WORK INSTRUCTIONS: Using the listing below, give the number of lines where "JSON" appears, and nothing else.

-- Begin RAW DATA --

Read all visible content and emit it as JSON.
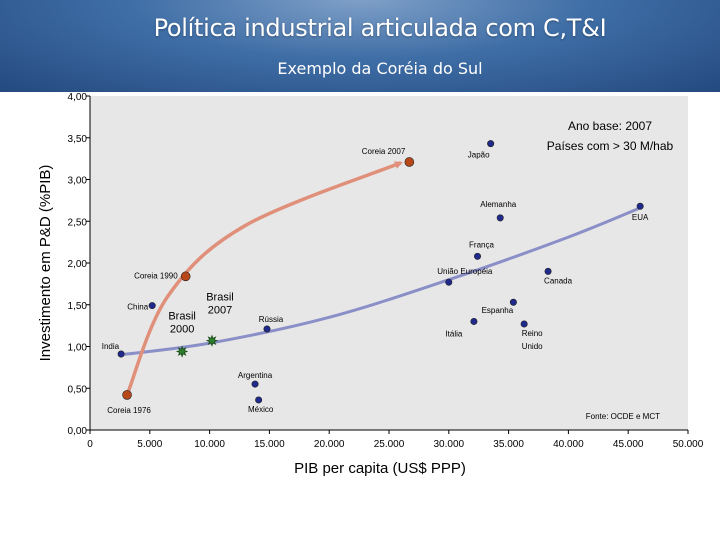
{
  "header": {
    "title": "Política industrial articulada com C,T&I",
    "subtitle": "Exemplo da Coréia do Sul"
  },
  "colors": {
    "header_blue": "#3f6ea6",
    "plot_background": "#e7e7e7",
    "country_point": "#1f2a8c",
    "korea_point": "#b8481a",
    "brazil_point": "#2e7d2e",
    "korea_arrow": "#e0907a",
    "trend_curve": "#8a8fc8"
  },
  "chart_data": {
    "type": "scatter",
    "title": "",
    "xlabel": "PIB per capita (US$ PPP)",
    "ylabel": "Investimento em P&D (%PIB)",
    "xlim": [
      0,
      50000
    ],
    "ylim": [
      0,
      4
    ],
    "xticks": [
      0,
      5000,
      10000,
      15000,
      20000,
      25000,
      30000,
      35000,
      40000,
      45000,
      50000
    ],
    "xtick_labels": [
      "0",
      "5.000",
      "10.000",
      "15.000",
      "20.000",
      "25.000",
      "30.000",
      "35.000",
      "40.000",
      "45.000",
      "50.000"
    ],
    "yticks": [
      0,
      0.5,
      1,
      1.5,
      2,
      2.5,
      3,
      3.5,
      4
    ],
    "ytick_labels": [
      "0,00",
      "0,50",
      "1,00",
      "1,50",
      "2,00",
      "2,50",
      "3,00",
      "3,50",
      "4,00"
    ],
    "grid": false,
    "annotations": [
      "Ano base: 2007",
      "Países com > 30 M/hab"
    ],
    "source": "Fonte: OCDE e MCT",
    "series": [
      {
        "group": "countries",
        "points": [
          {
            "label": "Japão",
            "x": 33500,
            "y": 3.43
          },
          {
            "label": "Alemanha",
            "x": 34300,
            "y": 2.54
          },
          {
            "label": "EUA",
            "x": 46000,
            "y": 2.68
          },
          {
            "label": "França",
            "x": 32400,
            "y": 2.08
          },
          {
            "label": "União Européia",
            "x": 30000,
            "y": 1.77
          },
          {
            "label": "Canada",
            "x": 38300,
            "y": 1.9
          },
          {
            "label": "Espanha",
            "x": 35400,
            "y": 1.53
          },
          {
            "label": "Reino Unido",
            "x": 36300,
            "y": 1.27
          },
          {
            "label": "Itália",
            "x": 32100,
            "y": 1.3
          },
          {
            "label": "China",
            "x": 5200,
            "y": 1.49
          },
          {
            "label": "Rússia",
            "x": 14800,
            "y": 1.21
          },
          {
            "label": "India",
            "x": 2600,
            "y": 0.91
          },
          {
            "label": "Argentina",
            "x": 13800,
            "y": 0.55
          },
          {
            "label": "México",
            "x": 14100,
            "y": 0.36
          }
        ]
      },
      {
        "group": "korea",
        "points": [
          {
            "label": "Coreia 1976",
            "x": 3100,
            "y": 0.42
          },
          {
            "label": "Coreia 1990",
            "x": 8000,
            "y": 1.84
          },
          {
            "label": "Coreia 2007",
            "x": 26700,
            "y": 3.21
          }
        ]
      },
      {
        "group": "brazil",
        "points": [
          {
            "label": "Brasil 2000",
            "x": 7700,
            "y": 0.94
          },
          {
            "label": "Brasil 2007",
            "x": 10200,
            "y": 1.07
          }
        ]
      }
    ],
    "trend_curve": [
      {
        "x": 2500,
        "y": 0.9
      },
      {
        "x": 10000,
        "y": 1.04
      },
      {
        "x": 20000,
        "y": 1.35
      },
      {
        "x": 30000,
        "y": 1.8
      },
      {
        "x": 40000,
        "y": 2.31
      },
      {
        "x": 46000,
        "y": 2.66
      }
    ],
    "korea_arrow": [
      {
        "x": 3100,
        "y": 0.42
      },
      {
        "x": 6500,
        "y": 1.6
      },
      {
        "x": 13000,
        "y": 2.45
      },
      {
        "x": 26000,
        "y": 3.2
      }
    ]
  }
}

-- End RAW DATA --
-- Begin RAW DATA --

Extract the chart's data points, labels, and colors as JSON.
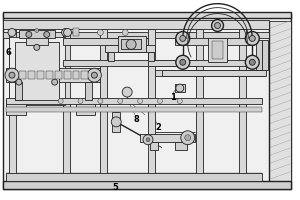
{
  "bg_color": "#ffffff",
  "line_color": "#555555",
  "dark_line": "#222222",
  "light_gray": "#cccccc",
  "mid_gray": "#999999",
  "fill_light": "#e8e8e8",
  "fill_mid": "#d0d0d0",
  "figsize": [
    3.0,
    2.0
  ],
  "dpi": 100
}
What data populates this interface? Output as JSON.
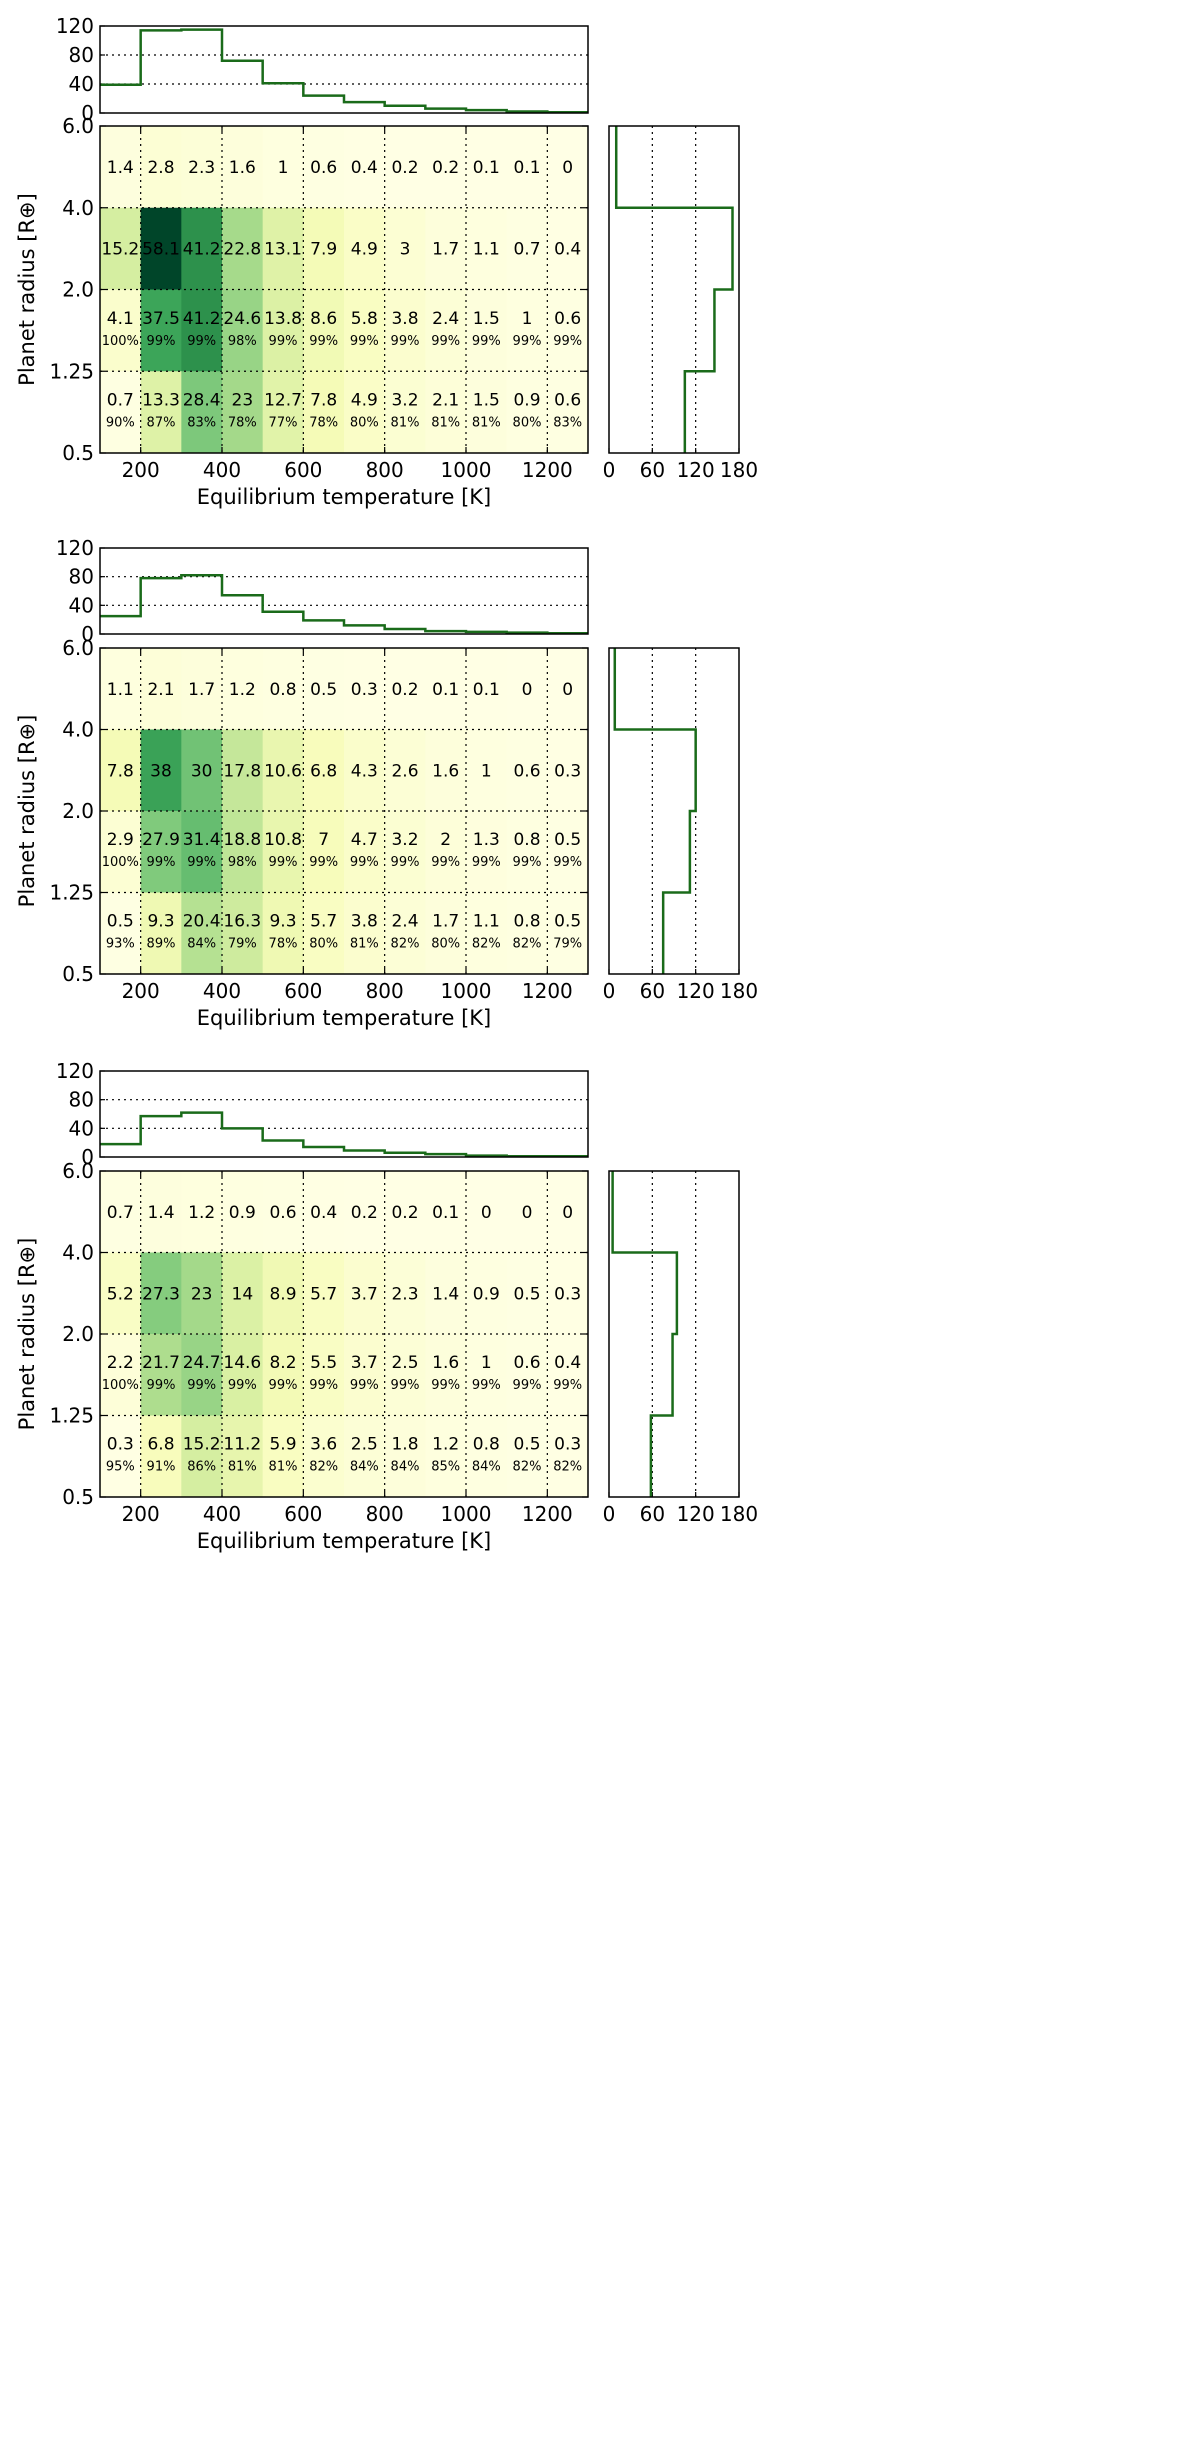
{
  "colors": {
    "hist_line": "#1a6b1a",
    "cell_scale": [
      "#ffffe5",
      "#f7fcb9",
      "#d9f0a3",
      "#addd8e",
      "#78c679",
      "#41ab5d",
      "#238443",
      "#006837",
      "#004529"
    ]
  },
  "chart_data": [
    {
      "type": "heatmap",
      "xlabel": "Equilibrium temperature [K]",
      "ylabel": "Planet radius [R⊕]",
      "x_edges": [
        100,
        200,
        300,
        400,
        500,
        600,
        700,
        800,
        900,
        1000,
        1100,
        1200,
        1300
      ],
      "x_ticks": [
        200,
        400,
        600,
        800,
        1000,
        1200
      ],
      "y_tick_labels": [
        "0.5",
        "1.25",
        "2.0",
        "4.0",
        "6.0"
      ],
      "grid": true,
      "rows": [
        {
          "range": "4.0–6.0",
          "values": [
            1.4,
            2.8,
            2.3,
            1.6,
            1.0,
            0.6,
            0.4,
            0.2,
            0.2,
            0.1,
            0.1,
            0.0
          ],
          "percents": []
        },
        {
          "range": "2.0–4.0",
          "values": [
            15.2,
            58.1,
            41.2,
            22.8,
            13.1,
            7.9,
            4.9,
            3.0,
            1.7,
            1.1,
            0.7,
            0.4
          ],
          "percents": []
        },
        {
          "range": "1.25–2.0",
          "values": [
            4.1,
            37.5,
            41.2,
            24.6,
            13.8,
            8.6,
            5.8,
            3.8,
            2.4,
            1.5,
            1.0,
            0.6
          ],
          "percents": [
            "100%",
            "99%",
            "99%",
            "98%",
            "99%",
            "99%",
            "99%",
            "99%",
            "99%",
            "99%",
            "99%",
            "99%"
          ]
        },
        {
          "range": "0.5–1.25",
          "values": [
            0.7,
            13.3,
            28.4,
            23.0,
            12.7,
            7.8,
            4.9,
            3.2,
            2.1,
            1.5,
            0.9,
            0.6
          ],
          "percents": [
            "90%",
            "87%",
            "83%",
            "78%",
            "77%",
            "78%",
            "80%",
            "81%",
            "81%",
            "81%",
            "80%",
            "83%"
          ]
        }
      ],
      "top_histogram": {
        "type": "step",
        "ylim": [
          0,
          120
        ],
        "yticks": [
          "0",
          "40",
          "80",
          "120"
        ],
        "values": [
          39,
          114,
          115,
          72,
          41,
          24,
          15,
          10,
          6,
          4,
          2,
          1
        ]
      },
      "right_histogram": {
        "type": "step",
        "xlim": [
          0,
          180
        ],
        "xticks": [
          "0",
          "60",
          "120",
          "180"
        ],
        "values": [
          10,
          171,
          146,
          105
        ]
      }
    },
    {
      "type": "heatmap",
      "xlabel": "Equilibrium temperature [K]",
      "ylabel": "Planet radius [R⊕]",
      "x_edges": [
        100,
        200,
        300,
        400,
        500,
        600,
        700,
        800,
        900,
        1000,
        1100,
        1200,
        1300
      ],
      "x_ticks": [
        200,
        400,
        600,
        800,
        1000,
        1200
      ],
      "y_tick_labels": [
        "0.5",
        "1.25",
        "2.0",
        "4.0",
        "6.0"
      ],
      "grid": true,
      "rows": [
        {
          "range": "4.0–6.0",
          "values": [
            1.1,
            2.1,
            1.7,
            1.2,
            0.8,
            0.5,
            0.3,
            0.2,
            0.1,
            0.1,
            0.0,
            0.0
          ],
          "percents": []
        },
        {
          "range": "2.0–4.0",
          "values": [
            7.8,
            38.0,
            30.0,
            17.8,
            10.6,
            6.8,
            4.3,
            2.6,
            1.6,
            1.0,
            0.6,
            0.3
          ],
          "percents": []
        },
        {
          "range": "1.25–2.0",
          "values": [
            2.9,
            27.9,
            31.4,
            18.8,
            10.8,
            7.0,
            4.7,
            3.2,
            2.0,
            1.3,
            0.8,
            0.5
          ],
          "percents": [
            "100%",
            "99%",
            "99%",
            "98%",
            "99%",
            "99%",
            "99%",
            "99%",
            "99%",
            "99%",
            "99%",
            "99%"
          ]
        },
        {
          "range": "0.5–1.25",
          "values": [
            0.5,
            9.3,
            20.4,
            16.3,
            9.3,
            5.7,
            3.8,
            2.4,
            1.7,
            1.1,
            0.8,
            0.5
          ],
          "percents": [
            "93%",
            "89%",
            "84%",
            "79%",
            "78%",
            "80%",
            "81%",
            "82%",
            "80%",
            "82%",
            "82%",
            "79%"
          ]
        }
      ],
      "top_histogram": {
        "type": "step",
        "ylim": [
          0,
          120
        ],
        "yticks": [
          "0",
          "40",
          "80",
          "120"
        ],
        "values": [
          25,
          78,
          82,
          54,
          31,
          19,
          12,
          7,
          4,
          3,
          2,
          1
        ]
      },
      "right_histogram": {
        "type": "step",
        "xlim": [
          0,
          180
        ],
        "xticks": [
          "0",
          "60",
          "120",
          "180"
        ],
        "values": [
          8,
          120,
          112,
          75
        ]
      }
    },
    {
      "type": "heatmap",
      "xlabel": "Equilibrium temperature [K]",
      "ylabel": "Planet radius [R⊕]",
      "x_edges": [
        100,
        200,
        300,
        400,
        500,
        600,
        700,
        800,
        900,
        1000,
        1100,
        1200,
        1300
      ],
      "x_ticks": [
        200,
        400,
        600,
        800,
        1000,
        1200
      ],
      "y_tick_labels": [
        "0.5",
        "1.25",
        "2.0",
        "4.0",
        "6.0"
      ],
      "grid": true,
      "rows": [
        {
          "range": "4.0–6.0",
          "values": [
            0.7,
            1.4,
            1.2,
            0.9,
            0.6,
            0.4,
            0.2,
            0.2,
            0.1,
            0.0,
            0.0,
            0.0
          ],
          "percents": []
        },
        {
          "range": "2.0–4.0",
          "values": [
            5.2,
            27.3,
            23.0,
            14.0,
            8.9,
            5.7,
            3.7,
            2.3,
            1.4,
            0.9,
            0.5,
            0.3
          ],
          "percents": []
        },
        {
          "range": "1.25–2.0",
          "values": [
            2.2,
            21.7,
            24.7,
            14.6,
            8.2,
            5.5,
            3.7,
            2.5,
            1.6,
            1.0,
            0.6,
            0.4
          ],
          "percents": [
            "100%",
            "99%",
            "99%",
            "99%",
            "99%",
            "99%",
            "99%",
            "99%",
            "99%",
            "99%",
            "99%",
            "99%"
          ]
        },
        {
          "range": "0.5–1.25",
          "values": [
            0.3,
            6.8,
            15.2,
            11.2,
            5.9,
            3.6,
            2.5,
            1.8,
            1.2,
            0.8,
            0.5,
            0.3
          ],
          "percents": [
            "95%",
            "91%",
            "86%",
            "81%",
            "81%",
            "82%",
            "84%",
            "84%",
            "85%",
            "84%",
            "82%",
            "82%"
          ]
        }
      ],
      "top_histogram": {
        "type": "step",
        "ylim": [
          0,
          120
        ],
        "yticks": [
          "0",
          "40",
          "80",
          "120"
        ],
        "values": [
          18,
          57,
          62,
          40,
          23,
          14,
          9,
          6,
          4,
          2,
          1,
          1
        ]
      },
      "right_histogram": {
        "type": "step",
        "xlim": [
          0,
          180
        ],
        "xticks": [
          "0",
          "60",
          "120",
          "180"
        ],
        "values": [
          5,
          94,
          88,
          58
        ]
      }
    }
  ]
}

-- End RAW DATA --

EXPECTED ANSWER: 3